** Dataset content **
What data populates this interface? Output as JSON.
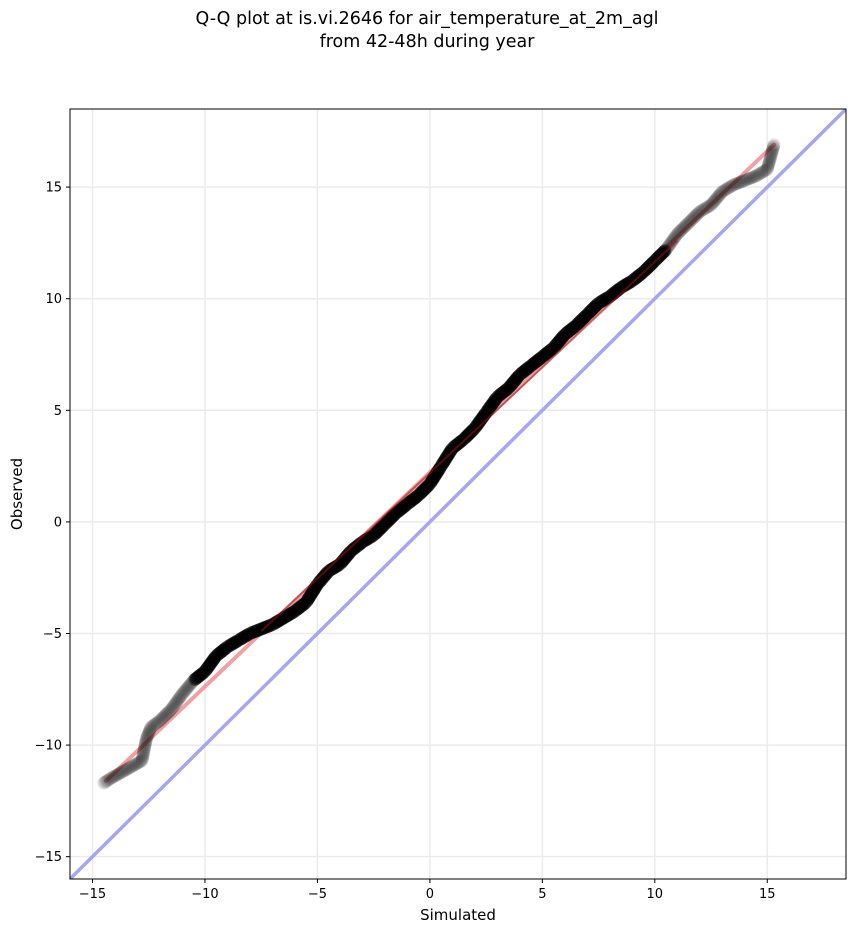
{
  "chart_data": {
    "type": "scatter",
    "title_line_1": "Q-Q plot at is.vi.2646 for air_temperature_at_2m_agl",
    "title_line_2": "from 42-48h during year",
    "xlabel": "Simulated",
    "ylabel": "Observed",
    "xlim": [
      -16,
      18.5
    ],
    "ylim": [
      -16,
      18.5
    ],
    "xticks": [
      -15,
      -10,
      -5,
      0,
      5,
      10,
      15
    ],
    "yticks": [
      -15,
      -10,
      -5,
      0,
      5,
      10,
      15
    ],
    "xtick_labels": [
      "−15",
      "−10",
      "−5",
      "0",
      "5",
      "10",
      "15"
    ],
    "ytick_labels": [
      "−15",
      "−10",
      "−5",
      "0",
      "5",
      "10",
      "15"
    ],
    "grid": true,
    "quantile_curve": [
      [
        -14.5,
        -11.7
      ],
      [
        -14.2,
        -11.5
      ],
      [
        -12.8,
        -10.7
      ],
      [
        -12.7,
        -10.2
      ],
      [
        -12.6,
        -9.7
      ],
      [
        -12.4,
        -9.2
      ],
      [
        -12.0,
        -8.9
      ],
      [
        -11.5,
        -8.4
      ],
      [
        -11.0,
        -7.7
      ],
      [
        -10.5,
        -7.1
      ],
      [
        -10.0,
        -6.7
      ],
      [
        -9.5,
        -6.0
      ],
      [
        -9.0,
        -5.6
      ],
      [
        -8.5,
        -5.3
      ],
      [
        -8.0,
        -5.0
      ],
      [
        -7.0,
        -4.6
      ],
      [
        -6.0,
        -4.0
      ],
      [
        -5.5,
        -3.6
      ],
      [
        -5.0,
        -2.8
      ],
      [
        -4.5,
        -2.2
      ],
      [
        -4.0,
        -1.9
      ],
      [
        -3.5,
        -1.3
      ],
      [
        -3.0,
        -0.9
      ],
      [
        -2.5,
        -0.6
      ],
      [
        -2.0,
        -0.1
      ],
      [
        -1.5,
        0.4
      ],
      [
        -1.0,
        0.8
      ],
      [
        -0.5,
        1.2
      ],
      [
        0.0,
        1.7
      ],
      [
        0.5,
        2.5
      ],
      [
        1.0,
        3.3
      ],
      [
        1.5,
        3.7
      ],
      [
        2.0,
        4.2
      ],
      [
        2.5,
        4.9
      ],
      [
        3.0,
        5.6
      ],
      [
        3.5,
        6.0
      ],
      [
        4.0,
        6.6
      ],
      [
        4.5,
        7.0
      ],
      [
        5.0,
        7.4
      ],
      [
        5.5,
        7.8
      ],
      [
        6.0,
        8.4
      ],
      [
        6.5,
        8.8
      ],
      [
        7.0,
        9.3
      ],
      [
        7.5,
        9.8
      ],
      [
        8.0,
        10.1
      ],
      [
        8.5,
        10.5
      ],
      [
        9.0,
        10.8
      ],
      [
        9.5,
        11.2
      ],
      [
        10.0,
        11.7
      ],
      [
        10.5,
        12.2
      ],
      [
        11.0,
        12.9
      ],
      [
        11.5,
        13.4
      ],
      [
        12.0,
        13.9
      ],
      [
        12.5,
        14.2
      ],
      [
        13.0,
        14.8
      ],
      [
        13.5,
        15.1
      ],
      [
        14.0,
        15.3
      ],
      [
        14.5,
        15.5
      ],
      [
        15.0,
        15.8
      ],
      [
        15.3,
        16.9
      ]
    ],
    "fit_line": [
      [
        -14.4,
        -11.6
      ],
      [
        15.3,
        16.9
      ]
    ],
    "identity_line": [
      [
        -16,
        -16
      ],
      [
        18.5,
        18.5
      ]
    ],
    "colors": {
      "points": "#000000",
      "fit_line": "#f08080",
      "fit_line_core": "#a01010",
      "identity_line": "#a6a6f5",
      "grid": "#ebebeb"
    }
  }
}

** Aim **
Pictures are not part of the copy; reproduce everything else in the records exactly.

** Solution to the exercise **
What data populates this interface? Output as JSON.
{
  "chart_data": {
    "type": "scatter",
    "title_line_1": "Q-Q plot at is.vi.2646 for air_temperature_at_2m_agl",
    "title_line_2": "from 42-48h during year",
    "xlabel": "Simulated",
    "ylabel": "Observed",
    "xlim": [
      -16,
      18.5
    ],
    "ylim": [
      -16,
      18.5
    ],
    "xticks": [
      -15,
      -10,
      -5,
      0,
      5,
      10,
      15
    ],
    "yticks": [
      -15,
      -10,
      -5,
      0,
      5,
      10,
      15
    ],
    "xtick_labels": [
      "−15",
      "−10",
      "−5",
      "0",
      "5",
      "10",
      "15"
    ],
    "ytick_labels": [
      "−15",
      "−10",
      "−5",
      "0",
      "5",
      "10",
      "15"
    ],
    "grid": true,
    "quantile_curve": [
      [
        -14.5,
        -11.7
      ],
      [
        -14.2,
        -11.5
      ],
      [
        -12.8,
        -10.7
      ],
      [
        -12.7,
        -10.2
      ],
      [
        -12.6,
        -9.7
      ],
      [
        -12.4,
        -9.2
      ],
      [
        -12.0,
        -8.9
      ],
      [
        -11.5,
        -8.4
      ],
      [
        -11.0,
        -7.7
      ],
      [
        -10.5,
        -7.1
      ],
      [
        -10.0,
        -6.7
      ],
      [
        -9.5,
        -6.0
      ],
      [
        -9.0,
        -5.6
      ],
      [
        -8.5,
        -5.3
      ],
      [
        -8.0,
        -5.0
      ],
      [
        -7.0,
        -4.6
      ],
      [
        -6.0,
        -4.0
      ],
      [
        -5.5,
        -3.6
      ],
      [
        -5.0,
        -2.8
      ],
      [
        -4.5,
        -2.2
      ],
      [
        -4.0,
        -1.9
      ],
      [
        -3.5,
        -1.3
      ],
      [
        -3.0,
        -0.9
      ],
      [
        -2.5,
        -0.6
      ],
      [
        -2.0,
        -0.1
      ],
      [
        -1.5,
        0.4
      ],
      [
        -1.0,
        0.8
      ],
      [
        -0.5,
        1.2
      ],
      [
        0.0,
        1.7
      ],
      [
        0.5,
        2.5
      ],
      [
        1.0,
        3.3
      ],
      [
        1.5,
        3.7
      ],
      [
        2.0,
        4.2
      ],
      [
        2.5,
        4.9
      ],
      [
        3.0,
        5.6
      ],
      [
        3.5,
        6.0
      ],
      [
        4.0,
        6.6
      ],
      [
        4.5,
        7.0
      ],
      [
        5.0,
        7.4
      ],
      [
        5.5,
        7.8
      ],
      [
        6.0,
        8.4
      ],
      [
        6.5,
        8.8
      ],
      [
        7.0,
        9.3
      ],
      [
        7.5,
        9.8
      ],
      [
        8.0,
        10.1
      ],
      [
        8.5,
        10.5
      ],
      [
        9.0,
        10.8
      ],
      [
        9.5,
        11.2
      ],
      [
        10.0,
        11.7
      ],
      [
        10.5,
        12.2
      ],
      [
        11.0,
        12.9
      ],
      [
        11.5,
        13.4
      ],
      [
        12.0,
        13.9
      ],
      [
        12.5,
        14.2
      ],
      [
        13.0,
        14.8
      ],
      [
        13.5,
        15.1
      ],
      [
        14.0,
        15.3
      ],
      [
        14.5,
        15.5
      ],
      [
        15.0,
        15.8
      ],
      [
        15.3,
        16.9
      ]
    ],
    "fit_line": [
      [
        -14.4,
        -11.6
      ],
      [
        15.3,
        16.9
      ]
    ],
    "identity_line": [
      [
        -16,
        -16
      ],
      [
        18.5,
        18.5
      ]
    ],
    "colors": {
      "points": "#000000",
      "fit_line": "#f08080",
      "fit_line_core": "#a01010",
      "identity_line": "#a6a6f5",
      "grid": "#ebebeb"
    }
  }
}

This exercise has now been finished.